* [EXERCISE MATERIALS]:
--
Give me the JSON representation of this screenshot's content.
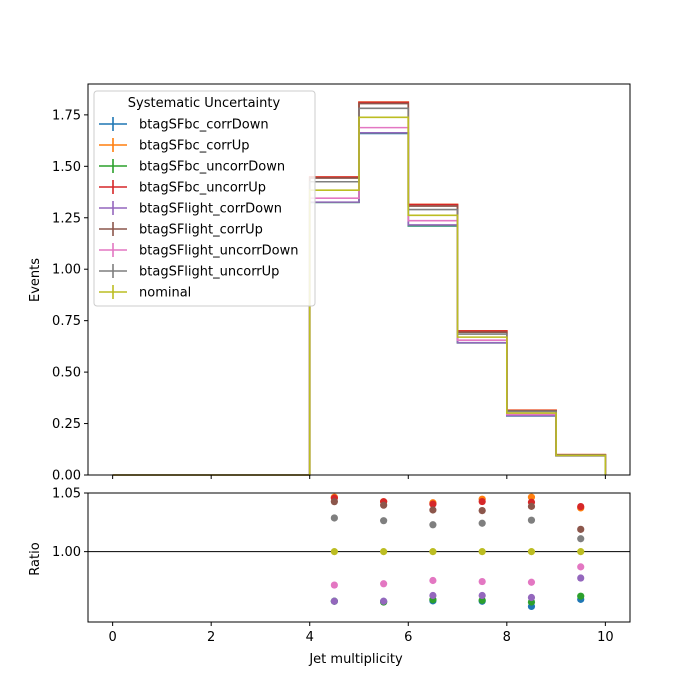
--
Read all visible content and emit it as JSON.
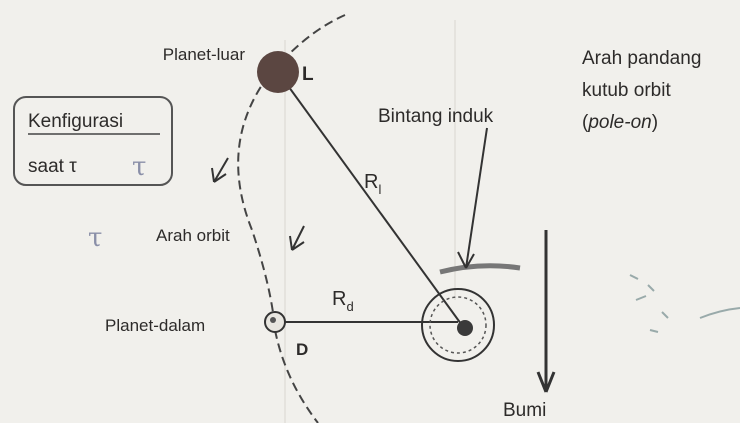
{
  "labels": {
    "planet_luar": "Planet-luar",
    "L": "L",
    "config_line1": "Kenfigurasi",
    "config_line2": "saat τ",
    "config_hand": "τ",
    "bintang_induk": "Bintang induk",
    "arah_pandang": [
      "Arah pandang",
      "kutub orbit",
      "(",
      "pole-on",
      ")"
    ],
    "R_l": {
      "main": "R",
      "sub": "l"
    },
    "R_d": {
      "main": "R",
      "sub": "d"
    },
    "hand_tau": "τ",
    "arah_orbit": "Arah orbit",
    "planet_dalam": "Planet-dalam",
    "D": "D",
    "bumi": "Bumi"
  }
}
--
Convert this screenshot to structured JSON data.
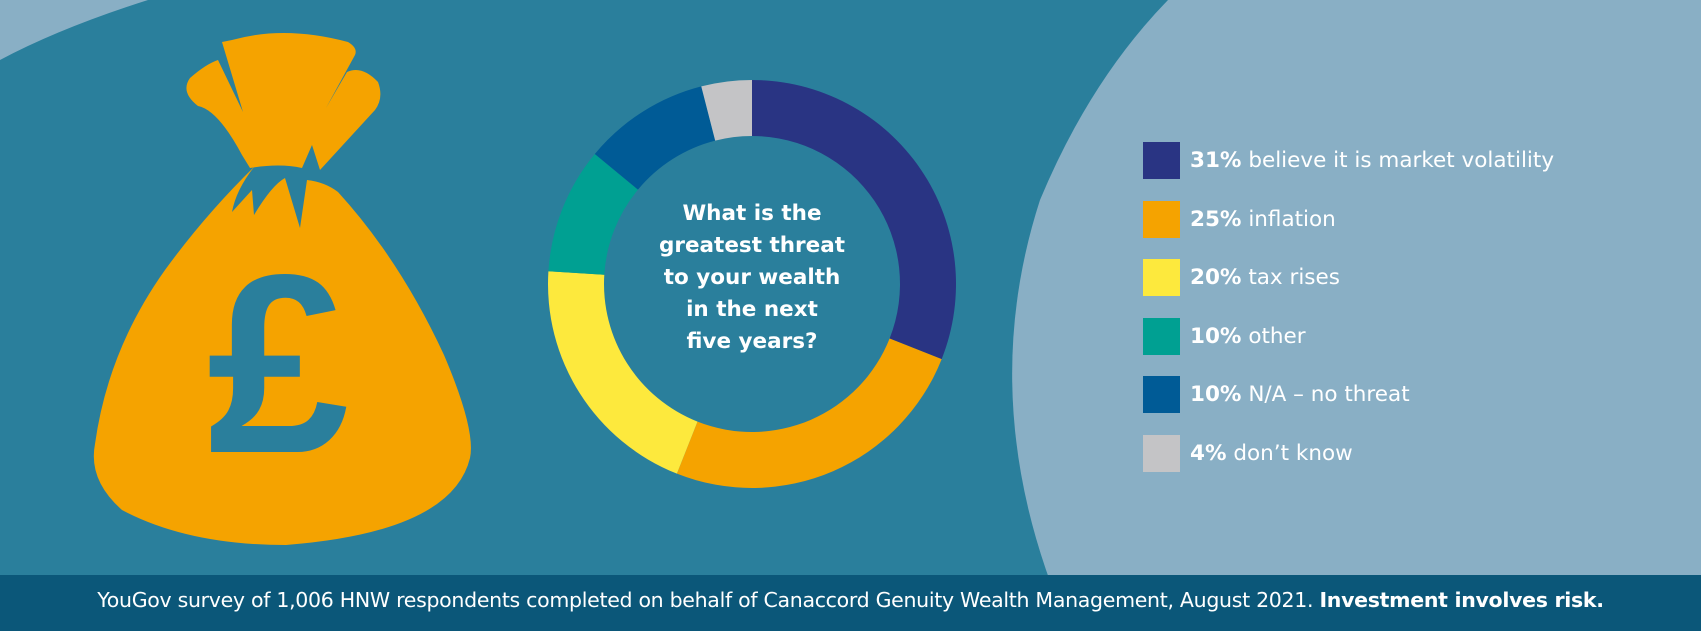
--
Copy down every line of the material above that includes the string "screenshot".

* [RESPONSE]:
Give me the JSON representation of this screenshot's content.
Convert this screenshot to structured JSON data.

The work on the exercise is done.